**Apply what you read**
A – Copy the stretch of the metaprogramming discussion from "Writing programs that" through "to be found.".
B – Translate this sentence from the metaprogramming discussion into Spanish: "Dynamic compilers also reprogram code for optimization."

**Source document**
Writing programs that generate other programs may seem esoteric, but once you learn why metaprogramming is so powerful, it’s a skill you’ll want to cultivate. This article explains why you might consider metaprogramming and looks at some of the components of this art.
I’m impressed. I expected YA (worthless) exposition of C++ template metaprogramming, but I got an overview of several different techniques, even including Scheme/Lisp, which is pretty much the only language with builtin metaprogramming worthy of the name.
Nothing here new or revolutionary here, but interesting reading and there’s likely something useful to be found.
I’m amazed they included Scheme. Syntax-case is a bit of overkill for my tastes, but that’s still incredible that Scheme got any mention.
The art perfected by virus-writers
(who use assembly code no less!)
But yeah, actually a surprisingly readable article from IBM.
Surprisingly there wasn’t any mention of C++ meta programming (using templates). It also fails to mention the really rich code generation library in .Net (which lets u generate code in any MS .Net language ), but thats ok, since this article if from IBM.
actually i thought it was a bit thin on the ground. M4? please. eeesh. nice to see some lisp but really. a SWAP macro in C pre processor??
the embedded sql was good.
Dynamic compilers easily implement metaprograms. To generate programs is just one feature. Dynamic compilers also reprogram code for optimization. The article is just one perspective without the older self-modification style view.
Jonathan Bartlett wrote it, as it mentions at the bottom, his “programming from the ground up” is good even for begginers like me.
Why its on the ibm website is something i don’t understand.
is going to be a fantastic addition to .Net 2.0…I know there’s nothing new or revolutionary about it, but we .Net folks have long been looking forward to something like this.
http://msdn2.microsoft.com/en-us/library/80h6baz2(en-US,VS.80).aspx
The ability to define out own DSL will lend itself pretty well to this paradigm also.
The Scheme example doesn’t tickle my asthetic fancy like the Common Lisp version does (sorry that OSNews borks the formatting completely):
; define vector containing square roots
(defmacro define-roots (name (start end))
`(setf ,name
(vector ,@(loop for in from start to end
collect (sqrt i)))))
; example usage
(define-roots root-table (5 20))
Doh! The third line should read:
(vector ,@(loop for i from start to end
I’d really enjoy seeing a C++ version of this macro. I’d try it myself, but I don’t think I can muster the patience
Odd that he doesn’t even mention C++ – love it or hate it, it’s still a pretty significant concentration of the meta-programming activity out there…
is quite easy in dynamic languages. I mean, I am creating new classes programmatically in ruby and python all the time, I hope this is in part two
…. TCL which is very very good for metaprogramming.

**Supplied information**
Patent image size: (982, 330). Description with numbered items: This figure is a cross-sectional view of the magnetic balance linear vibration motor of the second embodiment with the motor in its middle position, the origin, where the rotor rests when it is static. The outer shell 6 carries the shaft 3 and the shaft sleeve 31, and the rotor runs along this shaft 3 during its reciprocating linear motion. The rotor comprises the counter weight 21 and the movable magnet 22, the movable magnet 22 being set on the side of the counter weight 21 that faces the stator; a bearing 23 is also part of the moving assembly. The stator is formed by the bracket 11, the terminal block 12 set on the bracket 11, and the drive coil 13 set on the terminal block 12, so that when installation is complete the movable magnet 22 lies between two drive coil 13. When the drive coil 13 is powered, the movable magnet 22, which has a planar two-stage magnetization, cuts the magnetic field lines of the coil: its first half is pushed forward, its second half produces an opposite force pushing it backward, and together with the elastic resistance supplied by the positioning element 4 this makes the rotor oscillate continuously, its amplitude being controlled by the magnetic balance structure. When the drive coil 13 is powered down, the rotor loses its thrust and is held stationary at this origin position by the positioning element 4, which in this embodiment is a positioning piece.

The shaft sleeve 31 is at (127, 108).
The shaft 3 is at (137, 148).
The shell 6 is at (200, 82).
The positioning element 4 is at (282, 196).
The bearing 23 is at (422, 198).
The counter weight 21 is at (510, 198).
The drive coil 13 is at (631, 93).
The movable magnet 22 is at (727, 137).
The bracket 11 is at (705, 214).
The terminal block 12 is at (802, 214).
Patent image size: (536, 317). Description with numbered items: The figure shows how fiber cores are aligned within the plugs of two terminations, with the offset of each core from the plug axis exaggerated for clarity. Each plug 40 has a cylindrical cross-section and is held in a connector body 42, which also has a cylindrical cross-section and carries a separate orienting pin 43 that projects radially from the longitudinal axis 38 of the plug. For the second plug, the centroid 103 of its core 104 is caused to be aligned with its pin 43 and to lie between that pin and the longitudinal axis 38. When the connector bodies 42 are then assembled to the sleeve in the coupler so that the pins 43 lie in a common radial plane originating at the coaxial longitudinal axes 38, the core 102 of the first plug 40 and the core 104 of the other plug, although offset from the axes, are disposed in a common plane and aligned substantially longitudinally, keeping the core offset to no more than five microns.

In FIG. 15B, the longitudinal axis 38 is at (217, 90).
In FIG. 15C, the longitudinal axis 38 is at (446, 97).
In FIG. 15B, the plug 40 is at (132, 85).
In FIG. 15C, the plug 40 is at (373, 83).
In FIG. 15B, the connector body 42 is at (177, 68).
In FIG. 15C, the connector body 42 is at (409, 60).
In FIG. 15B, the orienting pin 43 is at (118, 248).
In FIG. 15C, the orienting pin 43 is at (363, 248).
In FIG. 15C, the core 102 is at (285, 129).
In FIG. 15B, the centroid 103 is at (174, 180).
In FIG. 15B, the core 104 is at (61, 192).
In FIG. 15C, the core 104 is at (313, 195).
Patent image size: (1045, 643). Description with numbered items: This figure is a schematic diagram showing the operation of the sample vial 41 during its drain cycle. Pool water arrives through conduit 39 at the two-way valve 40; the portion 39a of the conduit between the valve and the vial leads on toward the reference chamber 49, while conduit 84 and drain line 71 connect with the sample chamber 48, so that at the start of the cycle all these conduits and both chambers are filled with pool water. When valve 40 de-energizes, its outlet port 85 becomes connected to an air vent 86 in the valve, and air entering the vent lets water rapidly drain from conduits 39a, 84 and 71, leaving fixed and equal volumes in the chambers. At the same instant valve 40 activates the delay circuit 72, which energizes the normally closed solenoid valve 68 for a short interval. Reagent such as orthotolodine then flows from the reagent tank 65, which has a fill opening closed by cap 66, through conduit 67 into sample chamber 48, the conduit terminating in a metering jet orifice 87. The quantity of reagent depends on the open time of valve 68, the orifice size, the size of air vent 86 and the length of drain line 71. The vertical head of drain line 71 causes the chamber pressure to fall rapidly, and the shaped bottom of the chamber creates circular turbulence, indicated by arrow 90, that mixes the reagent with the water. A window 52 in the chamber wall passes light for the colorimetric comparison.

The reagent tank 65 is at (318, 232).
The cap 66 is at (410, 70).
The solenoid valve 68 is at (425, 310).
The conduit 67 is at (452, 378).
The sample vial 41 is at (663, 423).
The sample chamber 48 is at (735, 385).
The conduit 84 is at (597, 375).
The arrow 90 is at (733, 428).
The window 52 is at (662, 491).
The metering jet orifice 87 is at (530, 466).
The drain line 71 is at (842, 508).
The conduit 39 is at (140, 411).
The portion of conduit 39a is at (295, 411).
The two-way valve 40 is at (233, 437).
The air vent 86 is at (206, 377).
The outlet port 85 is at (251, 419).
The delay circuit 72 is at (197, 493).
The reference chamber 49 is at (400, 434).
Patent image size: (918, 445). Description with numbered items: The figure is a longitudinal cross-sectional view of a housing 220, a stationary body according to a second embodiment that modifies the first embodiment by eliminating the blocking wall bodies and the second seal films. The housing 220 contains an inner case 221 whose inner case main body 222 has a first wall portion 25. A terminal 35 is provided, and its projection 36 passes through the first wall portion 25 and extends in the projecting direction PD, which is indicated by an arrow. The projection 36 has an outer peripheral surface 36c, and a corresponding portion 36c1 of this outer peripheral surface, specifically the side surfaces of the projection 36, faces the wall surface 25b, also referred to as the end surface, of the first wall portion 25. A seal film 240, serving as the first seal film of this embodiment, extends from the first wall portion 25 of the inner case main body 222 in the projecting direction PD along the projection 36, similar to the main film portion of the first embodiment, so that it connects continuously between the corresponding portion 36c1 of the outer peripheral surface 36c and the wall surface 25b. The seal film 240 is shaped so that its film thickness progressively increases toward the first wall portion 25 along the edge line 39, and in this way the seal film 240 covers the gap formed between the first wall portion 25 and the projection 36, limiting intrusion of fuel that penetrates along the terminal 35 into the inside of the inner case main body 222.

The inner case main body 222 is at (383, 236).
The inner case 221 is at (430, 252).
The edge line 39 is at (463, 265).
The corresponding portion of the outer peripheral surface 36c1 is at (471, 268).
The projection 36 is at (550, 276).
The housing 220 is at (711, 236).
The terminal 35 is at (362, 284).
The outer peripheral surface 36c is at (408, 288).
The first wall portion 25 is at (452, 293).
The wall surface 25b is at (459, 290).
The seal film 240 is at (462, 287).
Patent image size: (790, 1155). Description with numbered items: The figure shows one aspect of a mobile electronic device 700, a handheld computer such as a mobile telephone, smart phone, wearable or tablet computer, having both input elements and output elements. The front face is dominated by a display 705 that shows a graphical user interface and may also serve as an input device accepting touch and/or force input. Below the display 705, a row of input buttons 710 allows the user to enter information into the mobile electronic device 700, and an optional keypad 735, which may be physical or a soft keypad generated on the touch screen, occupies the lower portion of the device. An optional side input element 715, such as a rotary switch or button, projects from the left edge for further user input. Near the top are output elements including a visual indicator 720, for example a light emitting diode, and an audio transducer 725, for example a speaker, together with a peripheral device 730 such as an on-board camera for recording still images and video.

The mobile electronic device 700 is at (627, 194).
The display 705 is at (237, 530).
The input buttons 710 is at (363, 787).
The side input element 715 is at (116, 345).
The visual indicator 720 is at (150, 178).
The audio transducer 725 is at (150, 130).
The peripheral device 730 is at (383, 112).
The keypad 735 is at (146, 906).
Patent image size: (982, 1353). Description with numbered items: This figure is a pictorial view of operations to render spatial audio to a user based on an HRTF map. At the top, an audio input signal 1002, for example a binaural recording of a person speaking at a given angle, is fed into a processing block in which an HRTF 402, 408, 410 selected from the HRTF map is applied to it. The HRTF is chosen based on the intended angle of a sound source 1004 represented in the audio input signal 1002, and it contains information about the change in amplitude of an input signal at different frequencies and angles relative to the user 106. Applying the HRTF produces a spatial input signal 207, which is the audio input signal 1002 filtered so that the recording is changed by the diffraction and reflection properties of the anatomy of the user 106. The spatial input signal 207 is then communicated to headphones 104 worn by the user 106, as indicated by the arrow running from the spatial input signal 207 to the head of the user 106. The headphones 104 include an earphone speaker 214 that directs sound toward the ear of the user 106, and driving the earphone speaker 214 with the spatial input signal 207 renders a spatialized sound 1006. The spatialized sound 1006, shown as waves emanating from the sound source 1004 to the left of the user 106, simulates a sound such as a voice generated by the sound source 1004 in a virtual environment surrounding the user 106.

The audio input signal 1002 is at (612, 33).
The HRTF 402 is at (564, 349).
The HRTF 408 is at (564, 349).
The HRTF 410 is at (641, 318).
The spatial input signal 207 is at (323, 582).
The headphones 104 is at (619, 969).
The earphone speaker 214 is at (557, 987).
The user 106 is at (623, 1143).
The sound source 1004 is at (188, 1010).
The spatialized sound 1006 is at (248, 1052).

**Answers for this exercise**
A –
Writing programs that generate other programs may seem esoteric, but once you learn why metaprogramming is so powerful, it’s a skill you’ll want to cultivate. This article explains why you might consider metaprogramming and looks at some of the components of this art.
I’m impressed. I expected YA (worthless) exposition of C++ template metaprogramming, but I got an overview of several different techniques, even including Scheme/Lisp, which is pretty much the only language with builtin metaprogramming worthy of the name.
Nothing here new or revolutionary here, but interesting reading and there’s likely something useful to be found.

B – Los compiladores dinámicos también reprograman el código para optimizarlo.